To analyze the tradeoffs between retention time and overall system performance, lets consider an utopian cache with 10 year retention time having minimum write latency and energy. To bridge the gap between current and utopian cache, we need to reap the benefits of both: application characteristics and emerging device technology. From application side, it is best to choose a retention time which minimizes the number of unrefreshed blocks and from the technology side it is ideal to choose the STT-RAM with minimum write latency and energy. We choose 10 ms retention time as optimal retention time which balances both the sides. In Section 7, we do a sensitivity analysis by choosing retention times 100 ms, 500 ms and 1sec. In Section 5, we propose micro-architecture techniques to deal with blocks having revival time greater than 10ms.

The request:
Copy the STT-RAM retention-time passage above verbatim, from its first word to its last.

Given entries:
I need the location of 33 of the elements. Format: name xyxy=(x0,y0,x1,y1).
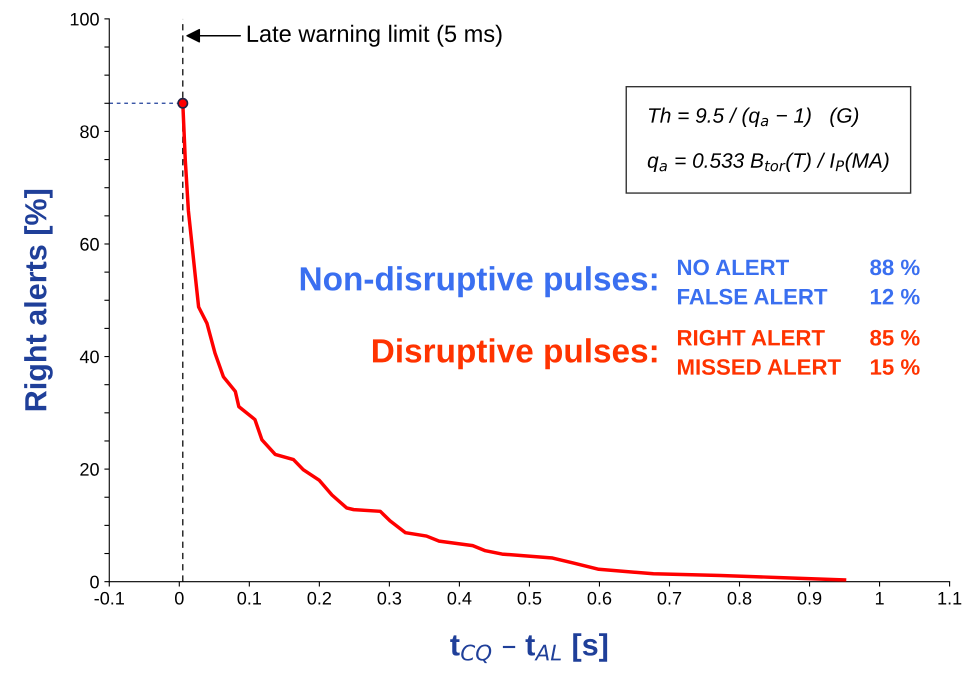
annotation: NO ALERT xyxy=(678,260,789,276)
text: Th = 9.5 / (q$_{a}$ − 1) (G) q$_{a}$ = 0.533 B$_{tor}$(T) / I$_{P}$(MA) xyxy=(648,108,889,172)
y-tick-label: 60 xyxy=(80,238,99,251)
x-axis-title: t$_{CQ}$ – t$_{AL}$ [s] xyxy=(450,633,608,664)
annotation: 15 % xyxy=(870,359,920,375)
annotation: 85 % xyxy=(870,330,920,346)
x-tick-label: 0.6 xyxy=(588,592,612,605)
ref-line-label: Late warning limit (5 ms) xyxy=(248,24,502,47)
x-tick-label: 0.7 xyxy=(658,592,682,605)
annotation: 88 % xyxy=(870,260,920,276)
x-tick-label: 0.5 xyxy=(518,592,542,605)
y-tick-label: 80 xyxy=(80,125,99,138)
x-tick-label: 0.3 xyxy=(378,592,402,605)
x-tick-label: 0.9 xyxy=(798,592,822,605)
y-tick-label: 20 xyxy=(80,463,99,476)
x-tick-label: 0.2 xyxy=(308,592,331,605)
annotation: MISSED ALERT xyxy=(678,359,841,375)
x-tick-label: 0.4 xyxy=(448,592,472,605)
y-tick-label: 40 xyxy=(80,350,99,364)
y-axis-title: Right alerts [%] xyxy=(24,190,53,410)
annotation: RIGHT ALERT xyxy=(678,330,825,346)
annotation: FALSE ALERT xyxy=(678,288,828,305)
annotation: 12 % xyxy=(870,288,920,304)
x-tick-label: -0.1 xyxy=(94,592,124,605)
annotation: Disruptive pulses: xyxy=(372,338,656,370)
x-tick-label: 0 xyxy=(174,592,184,605)
x-tick-label: 0.8 xyxy=(728,592,752,605)
y-tick-label: 100 xyxy=(70,12,99,26)
x-tick-label: 0.1 xyxy=(237,592,261,605)
x-tick-label: 1.1 xyxy=(938,592,962,604)
annotation: Non-disruptive pulses: xyxy=(300,266,657,298)
x-tick-label: 1 xyxy=(876,592,884,604)
y-tick-label: 0 xyxy=(90,576,99,588)
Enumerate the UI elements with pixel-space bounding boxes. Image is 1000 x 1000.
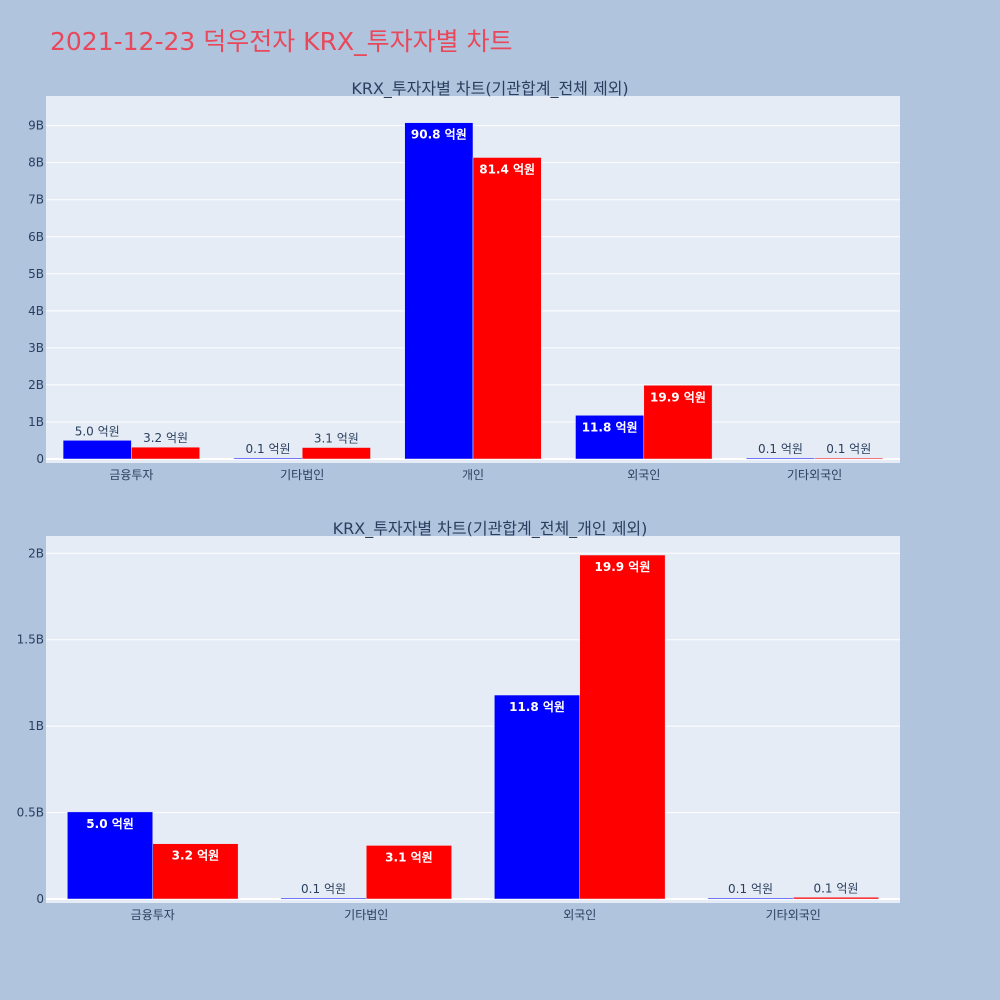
bar bbox=[301, 447, 371, 460]
data-label: 0.1 억원 bbox=[301, 882, 346, 896]
y-tick-label: 6B bbox=[28, 230, 44, 244]
data-label: 81.4 억원 bbox=[479, 162, 535, 176]
y-tick-label: 0 bbox=[36, 452, 44, 466]
data-label: 0.1 억원 bbox=[246, 442, 291, 456]
bar bbox=[746, 457, 815, 460]
data-label: 19.9 억원 bbox=[650, 390, 706, 404]
data-label: 3.2 억원 bbox=[172, 849, 220, 863]
data-label: 3.1 억원 bbox=[385, 850, 433, 864]
bar bbox=[404, 122, 474, 460]
page-title: 2021-12-23 덕우전자 KRX_투자자별 차트 bbox=[50, 27, 513, 56]
data-label: 5.0 억원 bbox=[75, 424, 120, 438]
data-label: 19.9 억원 bbox=[595, 560, 651, 574]
data-label: 0.1 억원 bbox=[728, 882, 773, 896]
y-tick-label: 0 bbox=[36, 892, 44, 906]
bar bbox=[793, 897, 879, 900]
investor-chart-excl-individual: KRX_투자자별 차트(기관합계_전체_개인 제외) 0 0.5B 1B 1.5B 2B 5… bbox=[17, 519, 900, 922]
y-tick-label: 1B bbox=[28, 415, 44, 429]
bar bbox=[366, 845, 452, 900]
plot-area bbox=[46, 536, 900, 903]
x-tick-label: 금융투자 bbox=[109, 468, 153, 482]
bar bbox=[707, 897, 794, 900]
bar bbox=[233, 457, 303, 460]
y-tick-label: 9B bbox=[28, 119, 44, 133]
x-tick-label: 개인 bbox=[462, 468, 484, 482]
chart-title: KRX_투자자별 차트(기관합계_전체_개인 제외) bbox=[333, 519, 648, 539]
bar bbox=[472, 157, 542, 460]
chart-title: KRX_투자자별 차트(기관합계_전체 제외) bbox=[351, 79, 628, 99]
x-tick-label: 기타법인 bbox=[280, 468, 324, 482]
bar bbox=[579, 554, 666, 900]
bar bbox=[67, 811, 153, 900]
y-tick-label: 8B bbox=[28, 156, 44, 170]
bar bbox=[575, 415, 645, 460]
bar bbox=[280, 897, 367, 900]
y-tick-label: 0.5B bbox=[17, 806, 44, 820]
y-tick-label: 3B bbox=[28, 341, 44, 355]
y-tick-label: 2B bbox=[28, 546, 44, 560]
bar bbox=[152, 843, 239, 900]
x-tick-label: 금융투자 bbox=[131, 908, 175, 922]
bar bbox=[494, 694, 581, 900]
y-tick-label: 7B bbox=[28, 193, 44, 207]
data-label: 11.8 억원 bbox=[582, 420, 638, 434]
bar bbox=[643, 385, 713, 460]
data-label: 3.2 억원 bbox=[143, 431, 188, 445]
x-tick-label: 외국인 bbox=[563, 908, 596, 922]
investor-chart-all: KRX_투자자별 차트(기관합계_전체 제외) 0 1B 2B 3B 4B 5B 6B 7B 8B… bbox=[28, 79, 900, 482]
data-label: 0.1 억원 bbox=[813, 881, 858, 895]
x-tick-label: 외국인 bbox=[627, 468, 660, 482]
y-tick-label: 1.5B bbox=[17, 633, 44, 647]
x-tick-label: 기타법인 bbox=[344, 908, 388, 922]
bar bbox=[62, 440, 132, 460]
data-label: 0.1 억원 bbox=[826, 442, 871, 456]
x-tick-label: 기타외국인 bbox=[766, 908, 821, 922]
y-tick-label: 2B bbox=[28, 378, 44, 392]
bar bbox=[814, 457, 884, 460]
data-label: 3.1 억원 bbox=[314, 432, 359, 446]
y-tick-label: 4B bbox=[28, 304, 44, 318]
y-tick-label: 5B bbox=[28, 267, 44, 281]
x-tick-label: 기타외국인 bbox=[787, 468, 842, 482]
y-tick-label: 1B bbox=[28, 719, 44, 733]
data-label: 11.8 억원 bbox=[509, 700, 565, 714]
data-label: 0.1 억원 bbox=[758, 442, 803, 456]
bar bbox=[131, 446, 200, 460]
data-label: 5.0 억원 bbox=[86, 817, 134, 831]
data-label: 90.8 억원 bbox=[411, 128, 467, 142]
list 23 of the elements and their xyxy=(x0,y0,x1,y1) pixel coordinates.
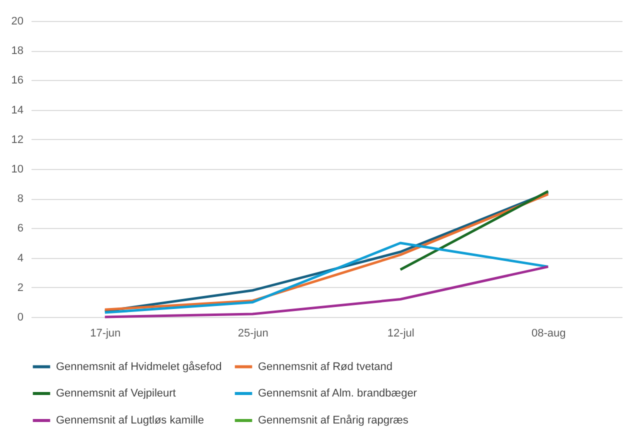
x-tick-label: 25-jun xyxy=(238,328,268,340)
line-series xyxy=(104,242,550,314)
y-tick-label: 16 xyxy=(11,74,24,87)
x-tick-label: 17-jun xyxy=(90,328,121,340)
x-tick-label: 12-jul xyxy=(387,328,414,340)
legend-label: Gennemsnit af Alm. brandbæger xyxy=(258,388,418,400)
y-tick-label: 6 xyxy=(17,222,24,235)
legend-label: Gennemsnit af Lugtløs kamille xyxy=(56,414,204,426)
legend-label: Gennemsnit af Rød tvetand xyxy=(258,360,393,373)
line-series xyxy=(104,265,550,318)
y-tick-label: 18 xyxy=(11,45,24,58)
y-tick-label: 4 xyxy=(17,252,24,264)
y-tick-label: 10 xyxy=(11,164,24,176)
y-tick-label: 14 xyxy=(11,104,24,116)
y-tick-label: 20 xyxy=(11,16,24,28)
legend-label: Gennemsnit af Hvidmelet gåsefod xyxy=(56,360,222,373)
x-tick-label: 08-aug xyxy=(531,328,566,340)
legend-label: Gennemsnit af Enårig rapgræs xyxy=(258,414,409,426)
legend-label: Gennemsnit af Vejpileurt xyxy=(56,388,176,400)
y-tick-label: 12 xyxy=(11,134,24,146)
y-tick-label: 2 xyxy=(17,282,24,294)
y-tick-label: 8 xyxy=(17,193,24,206)
y-tick-label: 0 xyxy=(17,312,24,324)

Answer to this task:
To analyze the tradeoffs between retention time and overall system performance, lets consider an utopian cache with 10 year retention time having minimum write latency and energy. To bridge the gap between current and utopian cache, we need to reap the benefits of both: application characteristics and emerging device technology. From application side, it is best to choose a retention time which minimizes the number of unrefreshed blocks and from the technology side it is ideal to choose the STT-RAM with minimum write latency and energy. We choose 10 ms retention time as optimal retention time which balances both the sides. In Section 7, we do a sensitivity analysis by choosing retention times 100 ms, 500 ms and 1sec. In Section 5, we propose micro-architecture techniques to deal with blocks having revival time greater than 10ms.